• **WHAT YOU ARE ASKED TO DO**: Output each line exactly as it appears, skipping any embedded picture.

[Records]

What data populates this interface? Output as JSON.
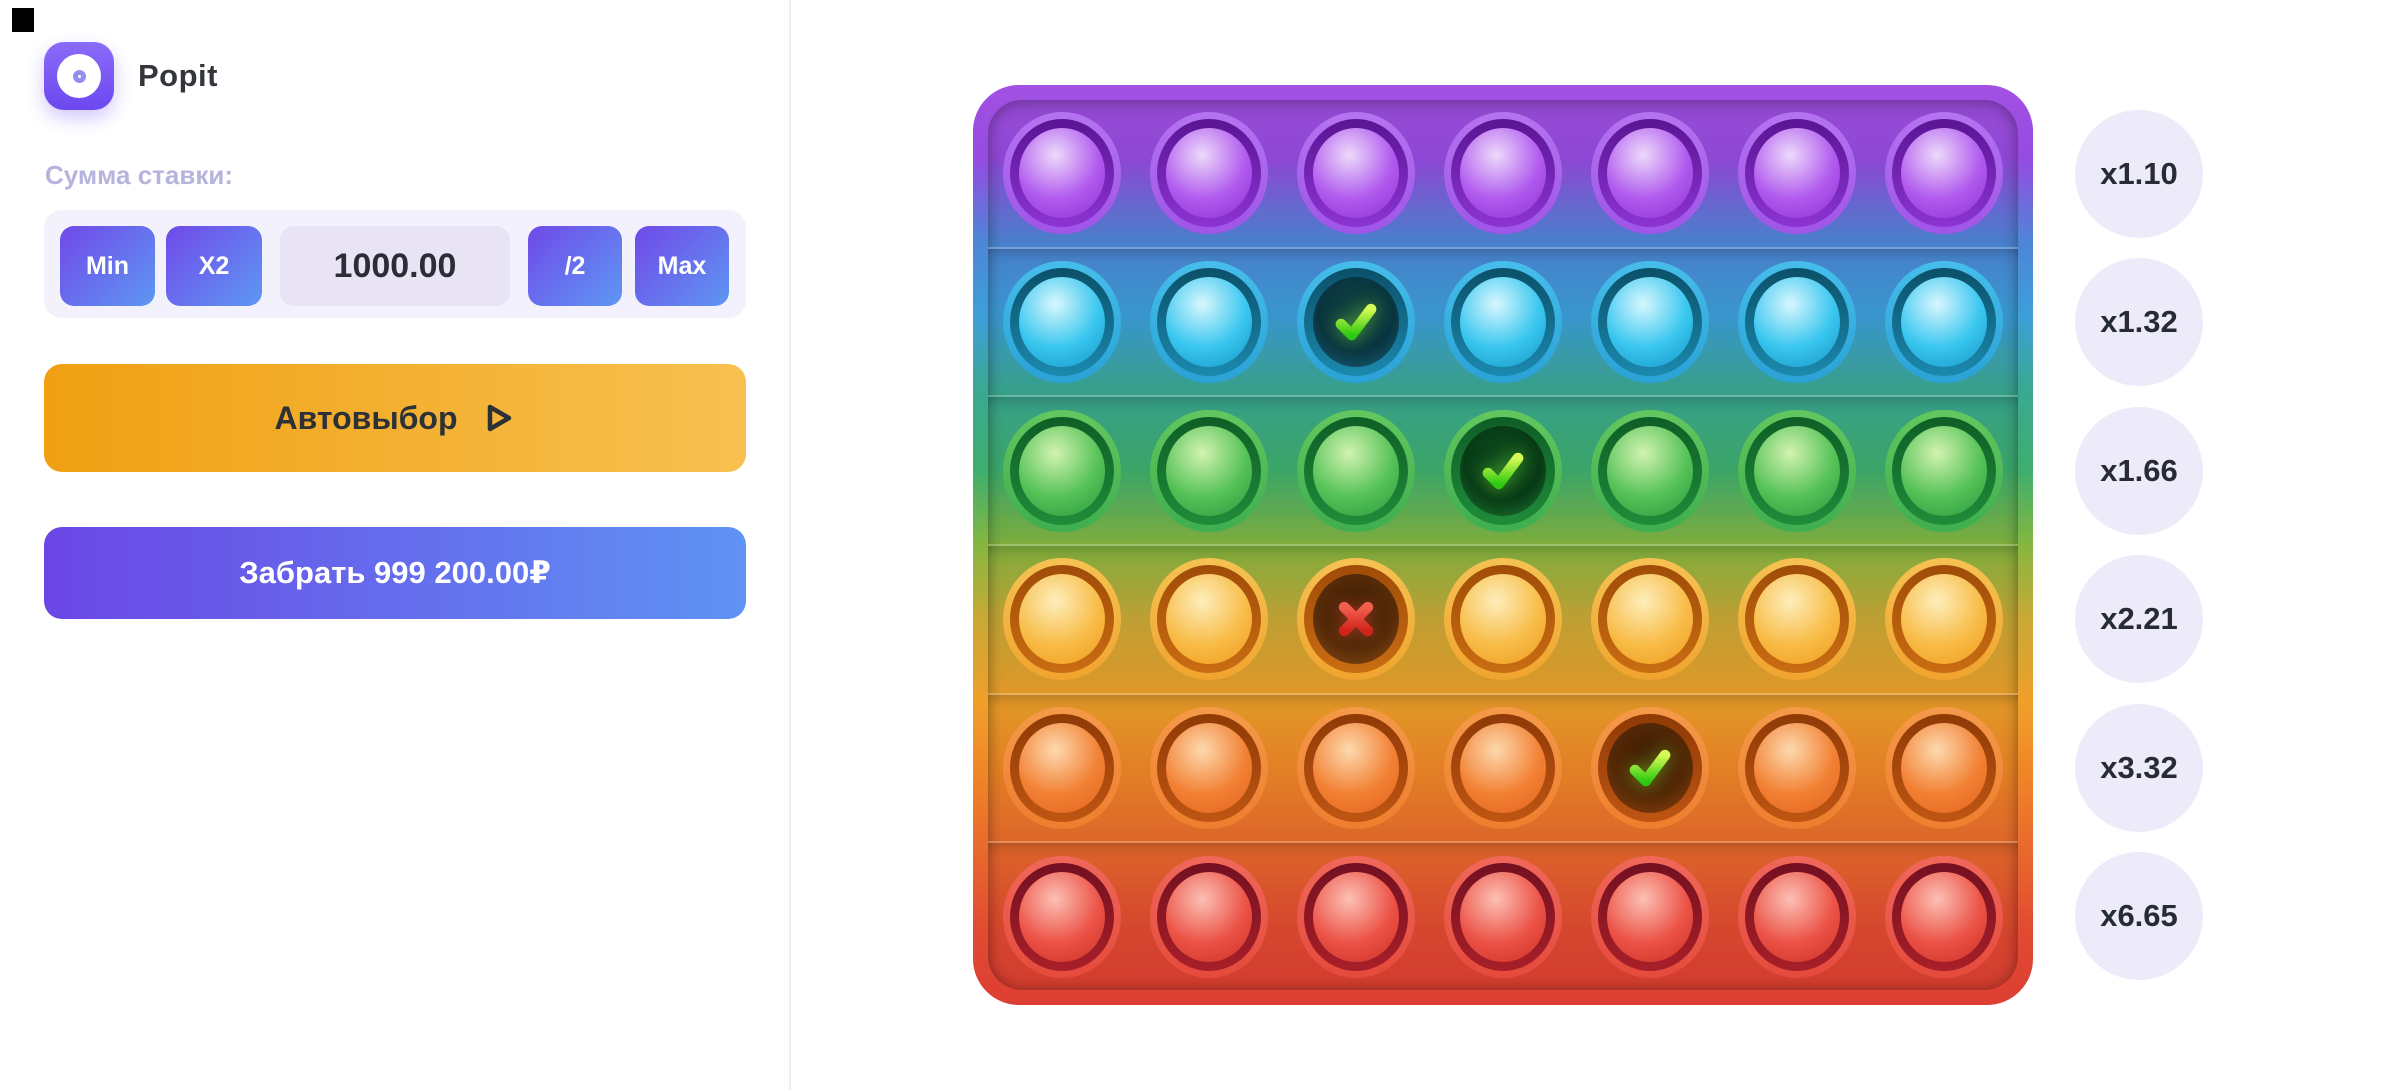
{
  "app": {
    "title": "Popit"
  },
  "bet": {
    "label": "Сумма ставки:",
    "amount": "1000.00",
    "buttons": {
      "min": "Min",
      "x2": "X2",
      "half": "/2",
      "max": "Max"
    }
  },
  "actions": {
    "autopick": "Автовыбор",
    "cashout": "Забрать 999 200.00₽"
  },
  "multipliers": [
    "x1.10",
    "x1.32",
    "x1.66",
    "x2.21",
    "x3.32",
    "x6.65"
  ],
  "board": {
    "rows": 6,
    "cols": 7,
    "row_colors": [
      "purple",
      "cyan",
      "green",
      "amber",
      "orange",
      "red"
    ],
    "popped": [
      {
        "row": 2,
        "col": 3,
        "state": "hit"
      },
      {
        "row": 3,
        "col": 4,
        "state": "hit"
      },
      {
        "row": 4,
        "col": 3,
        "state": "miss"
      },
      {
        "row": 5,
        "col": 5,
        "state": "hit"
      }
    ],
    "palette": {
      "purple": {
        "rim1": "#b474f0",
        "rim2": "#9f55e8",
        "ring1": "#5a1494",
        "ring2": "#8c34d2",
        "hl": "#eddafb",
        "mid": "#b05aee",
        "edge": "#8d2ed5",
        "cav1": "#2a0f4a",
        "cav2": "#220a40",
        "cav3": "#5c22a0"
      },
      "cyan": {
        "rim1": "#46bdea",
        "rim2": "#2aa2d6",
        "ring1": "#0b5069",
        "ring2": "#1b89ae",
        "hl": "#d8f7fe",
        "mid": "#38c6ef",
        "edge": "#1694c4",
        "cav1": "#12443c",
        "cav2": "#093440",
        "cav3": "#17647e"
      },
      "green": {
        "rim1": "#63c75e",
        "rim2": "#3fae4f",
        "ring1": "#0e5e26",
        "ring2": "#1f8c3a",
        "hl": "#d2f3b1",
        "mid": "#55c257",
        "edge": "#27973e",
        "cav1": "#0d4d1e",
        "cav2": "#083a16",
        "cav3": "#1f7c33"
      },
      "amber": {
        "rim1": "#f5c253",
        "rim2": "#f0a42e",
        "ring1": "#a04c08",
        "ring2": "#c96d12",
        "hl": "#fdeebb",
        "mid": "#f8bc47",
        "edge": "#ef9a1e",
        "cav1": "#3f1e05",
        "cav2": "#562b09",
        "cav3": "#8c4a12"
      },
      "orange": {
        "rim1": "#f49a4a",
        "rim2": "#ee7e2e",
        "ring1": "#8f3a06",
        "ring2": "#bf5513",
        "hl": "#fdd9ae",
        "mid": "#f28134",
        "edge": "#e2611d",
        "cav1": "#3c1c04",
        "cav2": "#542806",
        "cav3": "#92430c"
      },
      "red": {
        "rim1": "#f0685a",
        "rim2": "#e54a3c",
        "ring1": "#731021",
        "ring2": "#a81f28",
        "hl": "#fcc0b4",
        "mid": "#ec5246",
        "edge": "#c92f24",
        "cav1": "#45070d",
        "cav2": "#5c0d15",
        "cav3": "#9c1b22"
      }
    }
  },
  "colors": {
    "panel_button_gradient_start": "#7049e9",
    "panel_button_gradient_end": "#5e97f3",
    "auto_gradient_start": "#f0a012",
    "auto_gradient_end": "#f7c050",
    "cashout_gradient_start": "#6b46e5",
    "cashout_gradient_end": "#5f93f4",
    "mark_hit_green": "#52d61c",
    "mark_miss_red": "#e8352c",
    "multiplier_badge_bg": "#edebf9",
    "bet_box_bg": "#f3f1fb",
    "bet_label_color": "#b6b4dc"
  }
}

• **TASK RESULT**:
What data populates this interface? Output as JSON.
{
  "app": {
    "title": "Popit"
  },
  "bet": {
    "label": "Сумма ставки:",
    "amount": "1000.00",
    "buttons": {
      "min": "Min",
      "x2": "X2",
      "half": "/2",
      "max": "Max"
    }
  },
  "actions": {
    "autopick": "Автовыбор",
    "cashout": "Забрать 999 200.00₽"
  },
  "multipliers": [
    "x1.10",
    "x1.32",
    "x1.66",
    "x2.21",
    "x3.32",
    "x6.65"
  ],
  "board": {
    "rows": 6,
    "cols": 7,
    "row_colors": [
      "purple",
      "cyan",
      "green",
      "amber",
      "orange",
      "red"
    ],
    "popped": [
      {
        "row": 2,
        "col": 3,
        "state": "hit"
      },
      {
        "row": 3,
        "col": 4,
        "state": "hit"
      },
      {
        "row": 4,
        "col": 3,
        "state": "miss"
      },
      {
        "row": 5,
        "col": 5,
        "state": "hit"
      }
    ],
    "palette": {
      "purple": {
        "rim1": "#b474f0",
        "rim2": "#9f55e8",
        "ring1": "#5a1494",
        "ring2": "#8c34d2",
        "hl": "#eddafb",
        "mid": "#b05aee",
        "edge": "#8d2ed5",
        "cav1": "#2a0f4a",
        "cav2": "#220a40",
        "cav3": "#5c22a0"
      },
      "cyan": {
        "rim1": "#46bdea",
        "rim2": "#2aa2d6",
        "ring1": "#0b5069",
        "ring2": "#1b89ae",
        "hl": "#d8f7fe",
        "mid": "#38c6ef",
        "edge": "#1694c4",
        "cav1": "#12443c",
        "cav2": "#093440",
        "cav3": "#17647e"
      },
      "green": {
        "rim1": "#63c75e",
        "rim2": "#3fae4f",
        "ring1": "#0e5e26",
        "ring2": "#1f8c3a",
        "hl": "#d2f3b1",
        "mid": "#55c257",
        "edge": "#27973e",
        "cav1": "#0d4d1e",
        "cav2": "#083a16",
        "cav3": "#1f7c33"
      },
      "amber": {
        "rim1": "#f5c253",
        "rim2": "#f0a42e",
        "ring1": "#a04c08",
        "ring2": "#c96d12",
        "hl": "#fdeebb",
        "mid": "#f8bc47",
        "edge": "#ef9a1e",
        "cav1": "#3f1e05",
        "cav2": "#562b09",
        "cav3": "#8c4a12"
      },
      "orange": {
        "rim1": "#f49a4a",
        "rim2": "#ee7e2e",
        "ring1": "#8f3a06",
        "ring2": "#bf5513",
        "hl": "#fdd9ae",
        "mid": "#f28134",
        "edge": "#e2611d",
        "cav1": "#3c1c04",
        "cav2": "#542806",
        "cav3": "#92430c"
      },
      "red": {
        "rim1": "#f0685a",
        "rim2": "#e54a3c",
        "ring1": "#731021",
        "ring2": "#a81f28",
        "hl": "#fcc0b4",
        "mid": "#ec5246",
        "edge": "#c92f24",
        "cav1": "#45070d",
        "cav2": "#5c0d15",
        "cav3": "#9c1b22"
      }
    }
  },
  "colors": {
    "panel_button_gradient_start": "#7049e9",
    "panel_button_gradient_end": "#5e97f3",
    "auto_gradient_start": "#f0a012",
    "auto_gradient_end": "#f7c050",
    "cashout_gradient_start": "#6b46e5",
    "cashout_gradient_end": "#5f93f4",
    "mark_hit_green": "#52d61c",
    "mark_miss_red": "#e8352c",
    "multiplier_badge_bg": "#edebf9",
    "bet_box_bg": "#f3f1fb",
    "bet_label_color": "#b6b4dc"
  }
}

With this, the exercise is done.